— Start —

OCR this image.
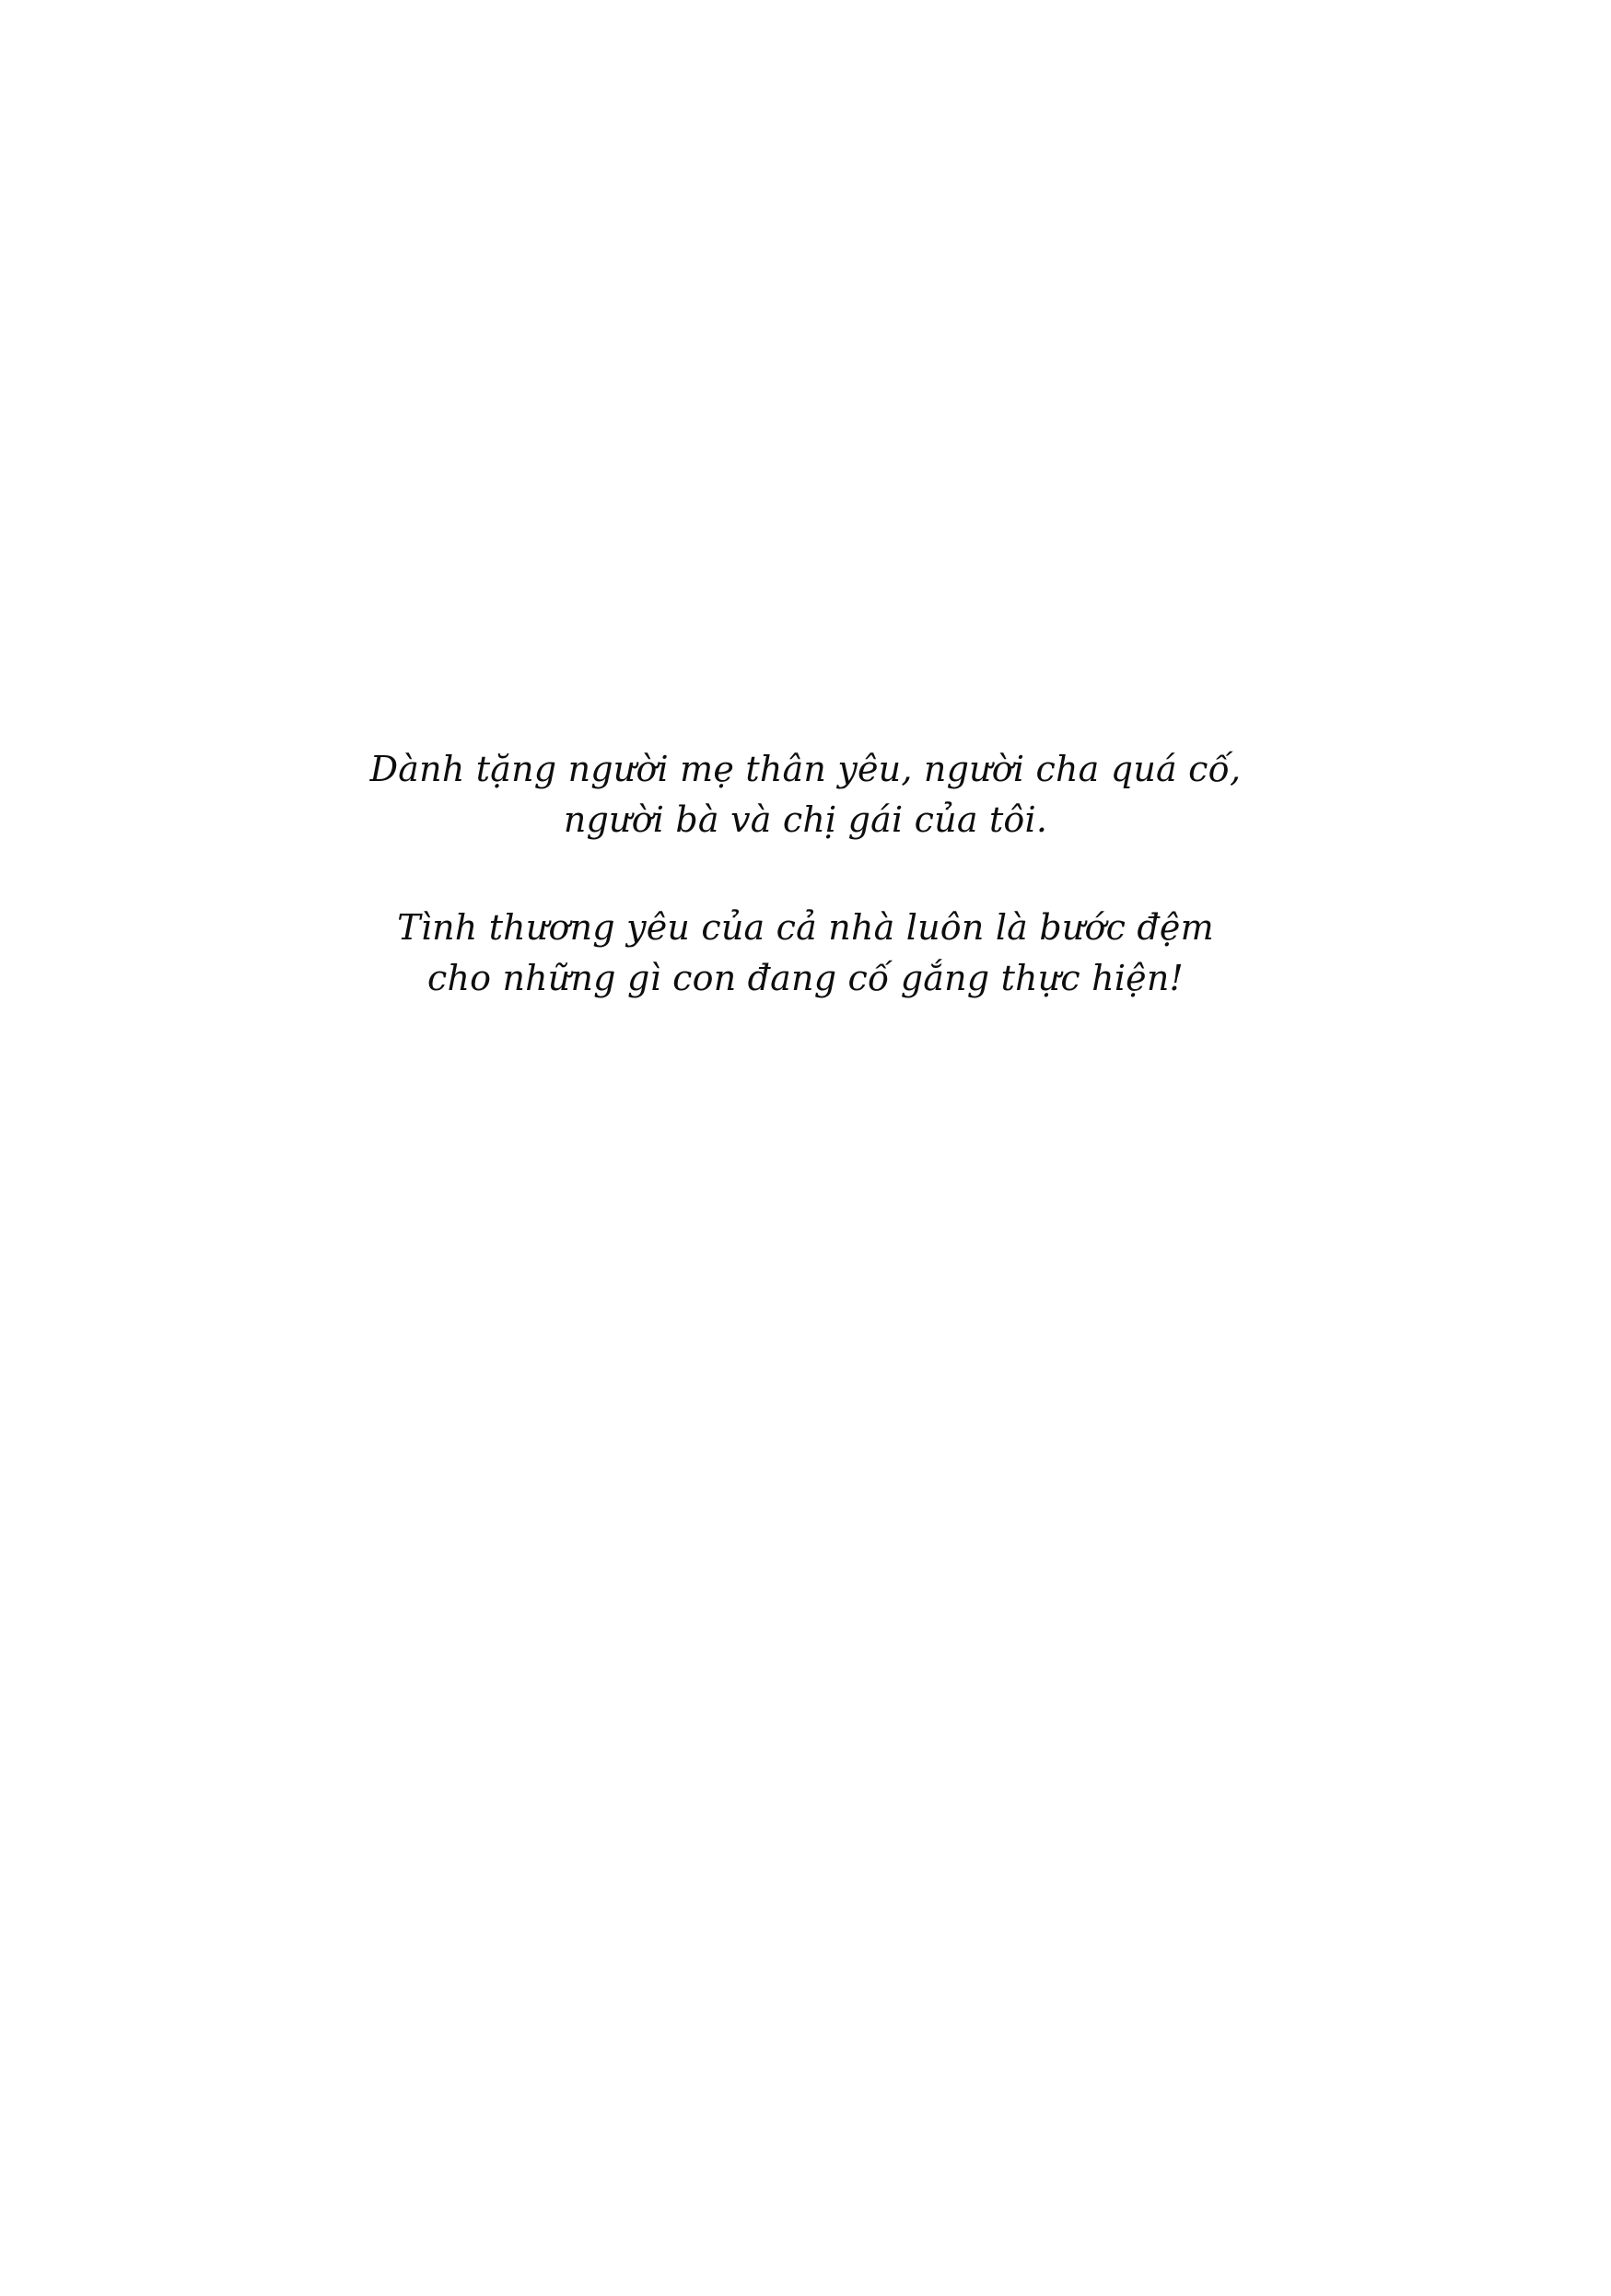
Dành tặng người mẹ thân yêu, người cha quá cố,
người bà và chị gái của tôi.

Tình thương yêu của cả nhà luôn là bước đệm
cho những gì con đang cố gắng thực hiện!
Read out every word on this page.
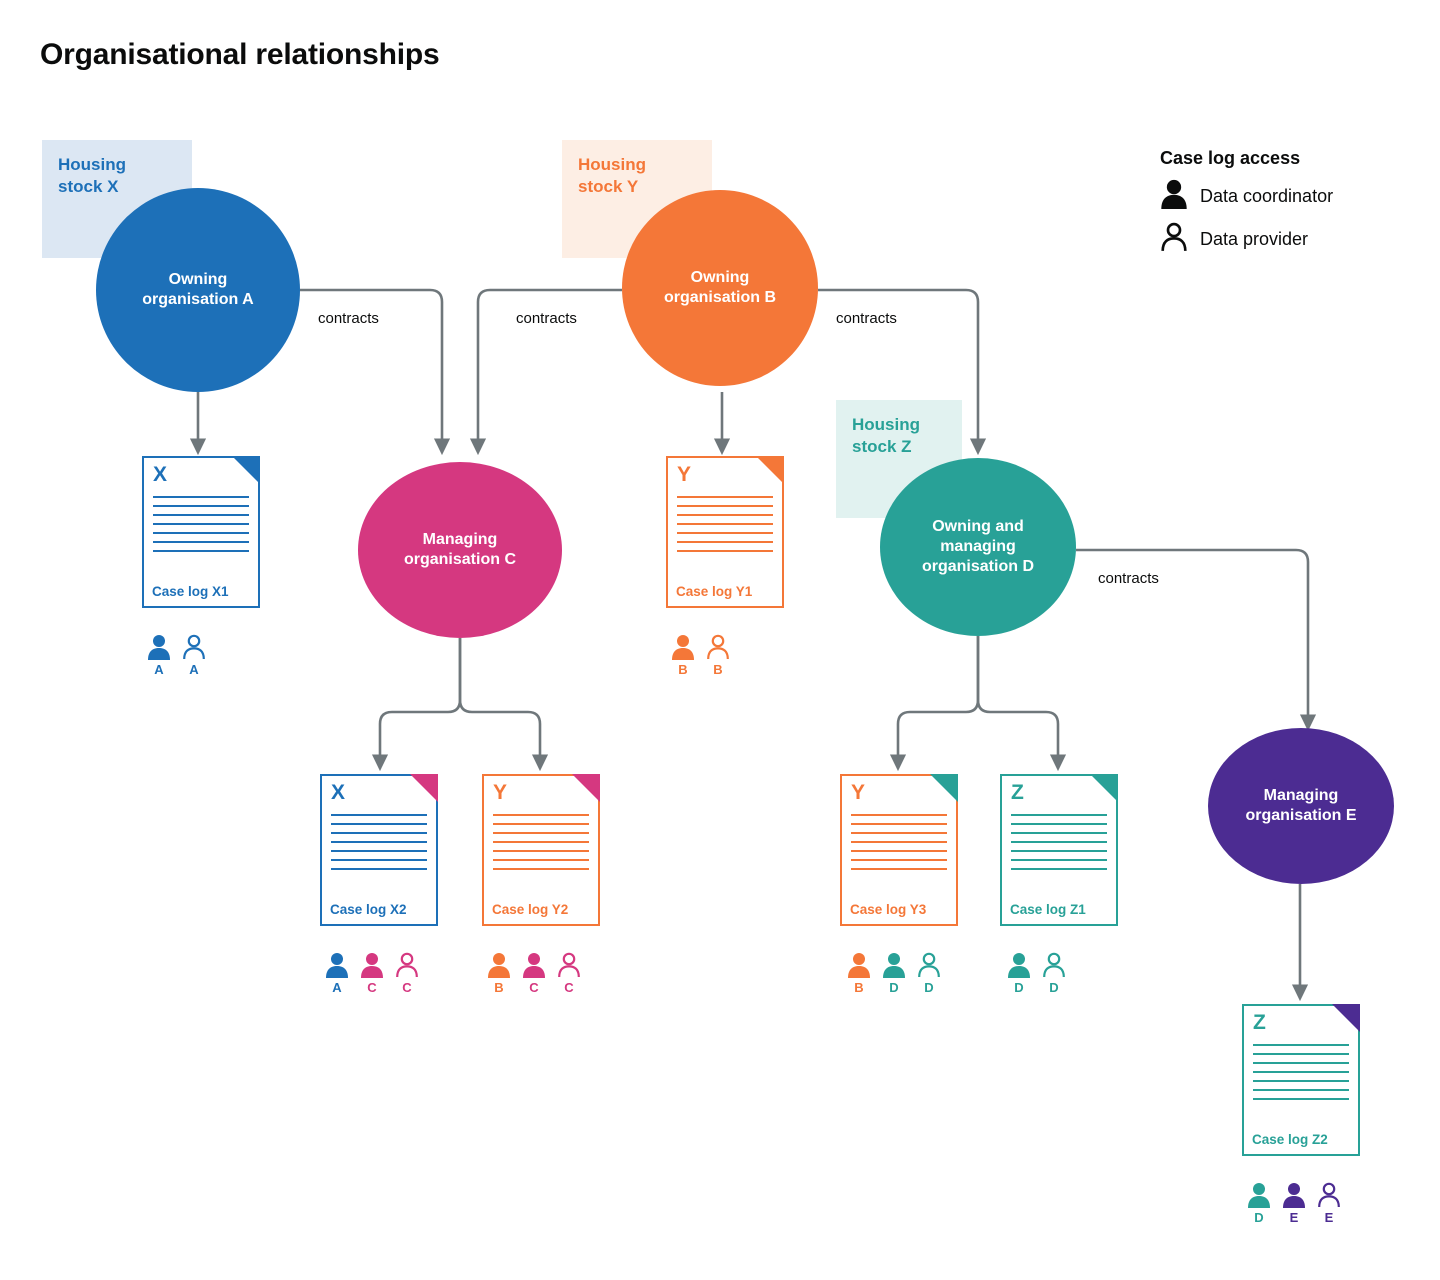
Organisational relationships
Housing
stock X
Housing
stock Y
Housing
stock Z
Owning
organisation A
Owning
organisation B
Managing
organisation C
Owning and
managing
organisation D
Managing
organisation E
contracts	contracts	contracts
contracts
X
Case log X1
A	A
Y
Case log Y1
B	B
X
Case log X2
A	C	C
Y
Case log Y2
B	C	C
Y
Case log Y3
B	D	D
Z
Case log Z1
D	D
Z
Case log Z2
D	E	E
Case log access
Data coordinator
Data provider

— End —

• _CHALLENGE_:
Transcribe all the data word for word; the images stay out.

• _ANSWER FOR THIS EXERCISE_:
OCR this image.
Dành tặng người mẹ thân yêu, người cha quá cố,
người bà và chị gái của tôi.

Tình thương yêu của cả nhà luôn là bước đệm
cho những gì con đang cố gắng thực hiện!
Read out every word on this page.
Organisational relationships
Housing
stock X
Housing
stock Y
Housing
stock Z
Owning
organisation A
Owning
organisation B
Managing
organisation C
Owning and
managing
organisation D
Managing
organisation E
contracts	contracts	contracts
contracts
X
Case log X1
A	A
Y
Case log Y1
B	B
X
Case log X2
A	C	C
Y
Case log Y2
B	C	C
Y
Case log Y3
B	D	D
Z
Case log Z1
D	D
Z
Case log Z2
D	E	E
Case log access
Data coordinator
Data provider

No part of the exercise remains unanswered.